[Dataset items]
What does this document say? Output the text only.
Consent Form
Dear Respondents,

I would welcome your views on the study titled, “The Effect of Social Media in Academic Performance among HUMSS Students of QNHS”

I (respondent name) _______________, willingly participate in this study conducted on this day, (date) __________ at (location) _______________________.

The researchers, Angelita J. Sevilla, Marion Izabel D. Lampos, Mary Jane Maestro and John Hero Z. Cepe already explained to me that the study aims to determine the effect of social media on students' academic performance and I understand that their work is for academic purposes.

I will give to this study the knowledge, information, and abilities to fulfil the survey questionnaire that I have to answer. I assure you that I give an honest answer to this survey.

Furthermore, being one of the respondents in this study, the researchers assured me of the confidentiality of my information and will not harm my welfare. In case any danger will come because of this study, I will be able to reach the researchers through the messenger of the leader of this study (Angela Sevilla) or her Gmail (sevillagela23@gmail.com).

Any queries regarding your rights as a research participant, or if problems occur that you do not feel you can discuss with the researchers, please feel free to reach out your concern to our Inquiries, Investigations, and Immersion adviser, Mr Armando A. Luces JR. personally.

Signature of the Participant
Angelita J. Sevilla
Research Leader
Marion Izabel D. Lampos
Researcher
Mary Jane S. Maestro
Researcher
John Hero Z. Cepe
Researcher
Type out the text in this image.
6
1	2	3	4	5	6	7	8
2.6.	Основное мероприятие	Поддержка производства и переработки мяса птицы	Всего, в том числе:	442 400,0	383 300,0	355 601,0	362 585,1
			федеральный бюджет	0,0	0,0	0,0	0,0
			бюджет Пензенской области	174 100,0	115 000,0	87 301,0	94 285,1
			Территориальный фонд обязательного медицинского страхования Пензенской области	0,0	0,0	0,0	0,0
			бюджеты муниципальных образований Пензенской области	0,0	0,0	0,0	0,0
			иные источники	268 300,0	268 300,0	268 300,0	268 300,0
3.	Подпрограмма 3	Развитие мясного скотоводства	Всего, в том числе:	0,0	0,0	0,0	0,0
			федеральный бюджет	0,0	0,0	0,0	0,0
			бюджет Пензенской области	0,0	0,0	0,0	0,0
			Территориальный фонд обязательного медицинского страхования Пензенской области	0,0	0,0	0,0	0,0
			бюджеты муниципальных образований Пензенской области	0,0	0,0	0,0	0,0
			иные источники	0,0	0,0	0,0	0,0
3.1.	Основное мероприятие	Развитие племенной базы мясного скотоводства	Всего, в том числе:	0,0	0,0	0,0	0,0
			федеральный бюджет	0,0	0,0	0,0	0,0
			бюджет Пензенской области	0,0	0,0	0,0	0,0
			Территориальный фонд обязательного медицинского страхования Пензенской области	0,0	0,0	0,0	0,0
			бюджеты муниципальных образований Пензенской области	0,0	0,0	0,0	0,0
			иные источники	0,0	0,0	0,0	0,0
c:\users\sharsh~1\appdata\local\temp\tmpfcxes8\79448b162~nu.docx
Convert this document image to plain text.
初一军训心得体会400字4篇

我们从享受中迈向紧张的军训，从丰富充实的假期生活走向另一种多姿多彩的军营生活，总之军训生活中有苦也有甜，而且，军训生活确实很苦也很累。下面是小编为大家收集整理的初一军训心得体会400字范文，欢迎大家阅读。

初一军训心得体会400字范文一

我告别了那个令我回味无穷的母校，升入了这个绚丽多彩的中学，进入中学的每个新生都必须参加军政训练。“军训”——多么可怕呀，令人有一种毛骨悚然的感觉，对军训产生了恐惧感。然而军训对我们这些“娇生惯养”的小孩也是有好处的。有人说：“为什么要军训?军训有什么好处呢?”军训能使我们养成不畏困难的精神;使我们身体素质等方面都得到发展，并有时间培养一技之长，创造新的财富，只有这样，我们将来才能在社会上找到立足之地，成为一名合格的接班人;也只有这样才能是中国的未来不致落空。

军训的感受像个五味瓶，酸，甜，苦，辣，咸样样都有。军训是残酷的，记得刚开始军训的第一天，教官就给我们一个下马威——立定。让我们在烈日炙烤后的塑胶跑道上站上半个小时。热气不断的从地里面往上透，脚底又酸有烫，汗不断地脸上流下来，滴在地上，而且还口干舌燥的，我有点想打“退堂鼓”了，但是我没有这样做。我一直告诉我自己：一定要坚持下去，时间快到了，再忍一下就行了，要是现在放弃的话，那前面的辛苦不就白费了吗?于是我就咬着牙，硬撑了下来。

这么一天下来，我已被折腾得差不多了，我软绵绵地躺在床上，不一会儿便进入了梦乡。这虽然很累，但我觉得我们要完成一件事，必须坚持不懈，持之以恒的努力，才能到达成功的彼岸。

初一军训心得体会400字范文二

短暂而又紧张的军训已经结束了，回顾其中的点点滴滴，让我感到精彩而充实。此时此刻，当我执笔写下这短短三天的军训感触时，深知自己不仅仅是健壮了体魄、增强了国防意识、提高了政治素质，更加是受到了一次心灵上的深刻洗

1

• _WHAT YOU ARE ASKED TO DO_: Copy out the full set of records precisely, leaving nothing out.

• _SOLUTION FOR THIS PROBLEM_:
What does this document say? Output the text only.
Consent Form
Dear Respondents,

I would welcome your views on the study titled, “The Effect of Social Media in Academic Performance among HUMSS Students of QNHS”

I (respondent name) _______________, willingly participate in this study conducted on this day, (date) __________ at (location) _______________________.

The researchers, Angelita J. Sevilla, Marion Izabel D. Lampos, Mary Jane Maestro and John Hero Z. Cepe already explained to me that the study aims to determine the effect of social media on students' academic performance and I understand that their work is for academic purposes.

I will give to this study the knowledge, information, and abilities to fulfil the survey questionnaire that I have to answer. I assure you that I give an honest answer to this survey.

Furthermore, being one of the respondents in this study, the researchers assured me of the confidentiality of my information and will not harm my welfare. In case any danger will come because of this study, I will be able to reach the researchers through the messenger of the leader of this study (Angela Sevilla) or her Gmail (sevillagela23@gmail.com).

Any queries regarding your rights as a research participant, or if problems occur that you do not feel you can discuss with the researchers, please feel free to reach out your concern to our Inquiries, Investigations, and Immersion adviser, Mr Armando A. Luces JR. personally.

Signature of the Participant
Angelita J. Sevilla
Research Leader
Marion Izabel D. Lampos
Researcher
Mary Jane S. Maestro
Researcher
John Hero Z. Cepe
Researcher
Type out the text in this image.
6
1	2	3	4	5	6	7	8
2.6.	Основное мероприятие	Поддержка производства и переработки мяса птицы	Всего, в том числе:	442 400,0	383 300,0	355 601,0	362 585,1
			федеральный бюджет	0,0	0,0	0,0	0,0
			бюджет Пензенской области	174 100,0	115 000,0	87 301,0	94 285,1
			Территориальный фонд обязательного медицинского страхования Пензенской области	0,0	0,0	0,0	0,0
			бюджеты муниципальных образований Пензенской области	0,0	0,0	0,0	0,0
			иные источники	268 300,0	268 300,0	268 300,0	268 300,0
3.	Подпрограмма 3	Развитие мясного скотоводства	Всего, в том числе:	0,0	0,0	0,0	0,0
			федеральный бюджет	0,0	0,0	0,0	0,0
			бюджет Пензенской области	0,0	0,0	0,0	0,0
			Территориальный фонд обязательного медицинского страхования Пензенской области	0,0	0,0	0,0	0,0
			бюджеты муниципальных образований Пензенской области	0,0	0,0	0,0	0,0
			иные источники	0,0	0,0	0,0	0,0
3.1.	Основное мероприятие	Развитие племенной базы мясного скотоводства	Всего, в том числе:	0,0	0,0	0,0	0,0
			федеральный бюджет	0,0	0,0	0,0	0,0
			бюджет Пензенской области	0,0	0,0	0,0	0,0
			Территориальный фонд обязательного медицинского страхования Пензенской области	0,0	0,0	0,0	0,0
			бюджеты муниципальных образований Пензенской области	0,0	0,0	0,0	0,0
			иные источники	0,0	0,0	0,0	0,0
c:\users\sharsh~1\appdata\local\temp\tmpfcxes8\79448b162~nu.docx
Convert this document image to plain text.
初一军训心得体会400字4篇

我们从享受中迈向紧张的军训，从丰富充实的假期生活走向另一种多姿多彩的军营生活，总之军训生活中有苦也有甜，而且，军训生活确实很苦也很累。下面是小编为大家收集整理的初一军训心得体会400字范文，欢迎大家阅读。

初一军训心得体会400字范文一

我告别了那个令我回味无穷的母校，升入了这个绚丽多彩的中学，进入中学的每个新生都必须参加军政训练。“军训”——多么可怕呀，令人有一种毛骨悚然的感觉，对军训产生了恐惧感。然而军训对我们这些“娇生惯养”的小孩也是有好处的。有人说：“为什么要军训?军训有什么好处呢?”军训能使我们养成不畏困难的精神;使我们身体素质等方面都得到发展，并有时间培养一技之长，创造新的财富，只有这样，我们将来才能在社会上找到立足之地，成为一名合格的接班人;也只有这样才能是中国的未来不致落空。

军训的感受像个五味瓶，酸，甜，苦，辣，咸样样都有。军训是残酷的，记得刚开始军训的第一天，教官就给我们一个下马威——立定。让我们在烈日炙烤后的塑胶跑道上站上半个小时。热气不断的从地里面往上透，脚底又酸有烫，汗不断地脸上流下来，滴在地上，而且还口干舌燥的，我有点想打“退堂鼓”了，但是我没有这样做。我一直告诉我自己：一定要坚持下去，时间快到了，再忍一下就行了，要是现在放弃的话，那前面的辛苦不就白费了吗?于是我就咬着牙，硬撑了下来。

这么一天下来，我已被折腾得差不多了，我软绵绵地躺在床上，不一会儿便进入了梦乡。这虽然很累，但我觉得我们要完成一件事，必须坚持不懈，持之以恒的努力，才能到达成功的彼岸。

初一军训心得体会400字范文二

短暂而又紧张的军训已经结束了，回顾其中的点点滴滴，让我感到精彩而充实。此时此刻，当我执笔写下这短短三天的军训感触时，深知自己不仅仅是健壮了体魄、增强了国防意识、提高了政治素质，更加是受到了一次心灵上的深刻洗

1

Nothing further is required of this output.